= EXERCISE =
Report the count of lines below in which the string "text" occurs; include nothing else.

= DATA SHOWN =
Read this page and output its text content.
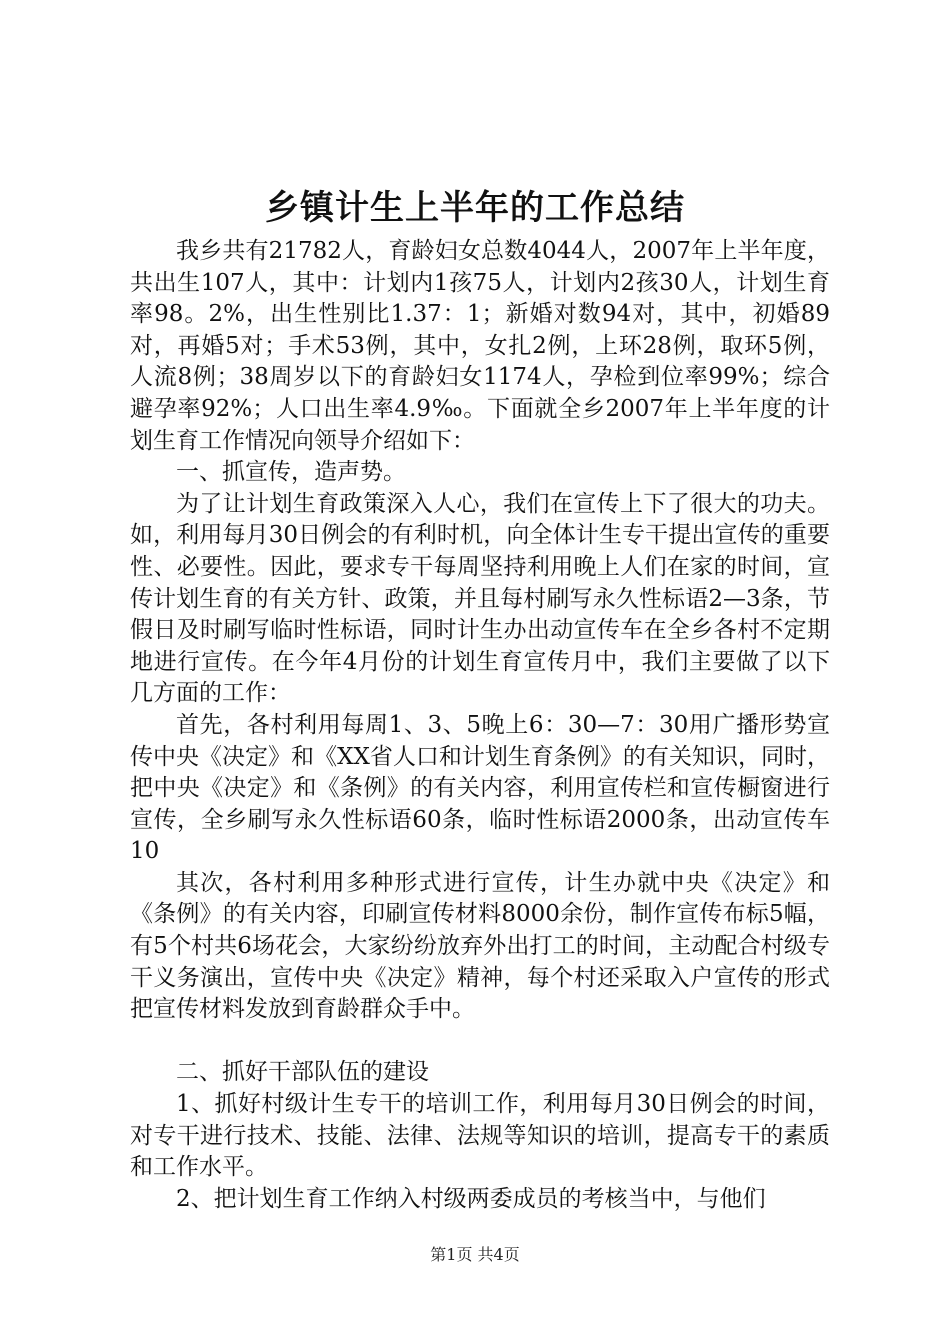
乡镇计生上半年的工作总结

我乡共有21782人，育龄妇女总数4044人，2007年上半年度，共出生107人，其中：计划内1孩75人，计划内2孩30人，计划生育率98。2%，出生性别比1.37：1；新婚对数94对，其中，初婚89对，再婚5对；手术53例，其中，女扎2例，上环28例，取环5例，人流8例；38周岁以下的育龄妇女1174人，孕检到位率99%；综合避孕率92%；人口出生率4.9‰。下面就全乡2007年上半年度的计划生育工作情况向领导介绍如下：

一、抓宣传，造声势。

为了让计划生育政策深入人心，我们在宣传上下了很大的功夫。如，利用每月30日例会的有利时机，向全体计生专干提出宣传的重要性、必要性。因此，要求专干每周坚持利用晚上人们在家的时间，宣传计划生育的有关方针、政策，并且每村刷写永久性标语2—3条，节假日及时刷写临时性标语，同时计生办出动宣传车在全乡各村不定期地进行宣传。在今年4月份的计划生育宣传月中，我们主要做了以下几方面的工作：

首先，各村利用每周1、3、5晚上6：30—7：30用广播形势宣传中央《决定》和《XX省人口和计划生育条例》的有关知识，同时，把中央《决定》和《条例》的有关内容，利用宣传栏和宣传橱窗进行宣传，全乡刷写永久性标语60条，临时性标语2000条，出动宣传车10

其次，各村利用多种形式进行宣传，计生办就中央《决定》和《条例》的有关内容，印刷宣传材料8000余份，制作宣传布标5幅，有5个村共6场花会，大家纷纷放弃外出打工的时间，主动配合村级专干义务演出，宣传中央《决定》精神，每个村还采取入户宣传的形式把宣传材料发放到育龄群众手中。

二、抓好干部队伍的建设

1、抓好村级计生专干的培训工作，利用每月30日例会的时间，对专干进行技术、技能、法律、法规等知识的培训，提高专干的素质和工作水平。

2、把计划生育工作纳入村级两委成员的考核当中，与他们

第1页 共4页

--

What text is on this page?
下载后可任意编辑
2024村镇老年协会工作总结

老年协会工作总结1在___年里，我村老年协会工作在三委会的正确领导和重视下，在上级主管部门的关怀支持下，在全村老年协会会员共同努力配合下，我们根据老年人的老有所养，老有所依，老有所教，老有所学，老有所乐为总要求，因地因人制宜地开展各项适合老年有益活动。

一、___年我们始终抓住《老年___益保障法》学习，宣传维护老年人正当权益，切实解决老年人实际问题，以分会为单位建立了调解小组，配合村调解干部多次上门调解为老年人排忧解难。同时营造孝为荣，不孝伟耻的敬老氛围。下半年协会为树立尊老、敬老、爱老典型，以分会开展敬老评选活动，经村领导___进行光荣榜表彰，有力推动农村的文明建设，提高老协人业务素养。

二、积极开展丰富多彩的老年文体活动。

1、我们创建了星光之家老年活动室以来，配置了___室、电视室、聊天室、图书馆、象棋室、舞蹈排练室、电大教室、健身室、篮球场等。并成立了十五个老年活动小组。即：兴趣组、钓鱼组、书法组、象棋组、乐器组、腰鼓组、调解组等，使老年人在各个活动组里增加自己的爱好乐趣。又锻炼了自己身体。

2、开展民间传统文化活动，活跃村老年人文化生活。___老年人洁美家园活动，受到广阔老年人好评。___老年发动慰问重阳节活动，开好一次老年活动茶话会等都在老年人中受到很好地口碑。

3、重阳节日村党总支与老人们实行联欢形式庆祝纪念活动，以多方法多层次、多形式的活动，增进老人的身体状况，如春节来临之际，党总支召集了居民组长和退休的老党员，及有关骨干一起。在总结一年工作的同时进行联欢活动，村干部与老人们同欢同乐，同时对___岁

= RESULT OF THE TASK =
2